=== Entries supplied ===
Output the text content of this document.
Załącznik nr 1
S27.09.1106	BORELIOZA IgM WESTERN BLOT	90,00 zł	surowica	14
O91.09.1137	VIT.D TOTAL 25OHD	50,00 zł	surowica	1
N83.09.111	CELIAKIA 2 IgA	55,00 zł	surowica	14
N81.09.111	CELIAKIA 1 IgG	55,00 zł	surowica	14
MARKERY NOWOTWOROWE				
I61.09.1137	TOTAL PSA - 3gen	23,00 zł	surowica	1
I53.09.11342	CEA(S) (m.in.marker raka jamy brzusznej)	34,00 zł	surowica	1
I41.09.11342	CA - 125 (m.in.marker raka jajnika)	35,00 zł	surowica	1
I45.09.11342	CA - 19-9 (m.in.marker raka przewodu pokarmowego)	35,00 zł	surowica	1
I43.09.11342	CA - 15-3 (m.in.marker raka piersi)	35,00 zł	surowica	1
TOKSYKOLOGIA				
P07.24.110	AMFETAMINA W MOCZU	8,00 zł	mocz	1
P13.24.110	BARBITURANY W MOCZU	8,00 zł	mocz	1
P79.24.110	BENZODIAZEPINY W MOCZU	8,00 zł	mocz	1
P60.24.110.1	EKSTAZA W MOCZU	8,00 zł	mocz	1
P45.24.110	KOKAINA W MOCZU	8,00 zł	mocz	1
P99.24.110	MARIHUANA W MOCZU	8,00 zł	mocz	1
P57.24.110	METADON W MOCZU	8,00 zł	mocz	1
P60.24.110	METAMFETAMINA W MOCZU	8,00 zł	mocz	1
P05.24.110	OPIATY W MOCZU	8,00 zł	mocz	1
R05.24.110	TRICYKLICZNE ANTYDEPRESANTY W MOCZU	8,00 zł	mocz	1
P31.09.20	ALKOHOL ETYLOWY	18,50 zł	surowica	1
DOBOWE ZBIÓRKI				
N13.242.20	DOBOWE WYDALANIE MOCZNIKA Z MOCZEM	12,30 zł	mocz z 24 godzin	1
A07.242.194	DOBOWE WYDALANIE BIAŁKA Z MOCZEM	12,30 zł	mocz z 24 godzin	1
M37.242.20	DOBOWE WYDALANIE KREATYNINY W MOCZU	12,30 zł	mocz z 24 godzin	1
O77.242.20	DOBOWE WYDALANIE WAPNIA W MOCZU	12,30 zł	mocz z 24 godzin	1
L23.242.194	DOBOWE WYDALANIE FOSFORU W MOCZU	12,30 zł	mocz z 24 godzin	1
===
To be done → Locate the word "raka" in the records above, and return each line that has it.

Answer to this exercise →
I53.09.11342	CEA(S) (m.in.marker raka jamy brzusznej)	34,00 zł	surowica	1
I41.09.11342	CA - 125 (m.in.marker raka jajnika)	35,00 zł	surowica	1
I45.09.11342	CA - 19-9 (m.in.marker raka przewodu pokarmowego)	35,00 zł	surowica	1
I43.09.11342	CA - 15-3 (m.in.marker raka piersi)	35,00 zł	surowica	1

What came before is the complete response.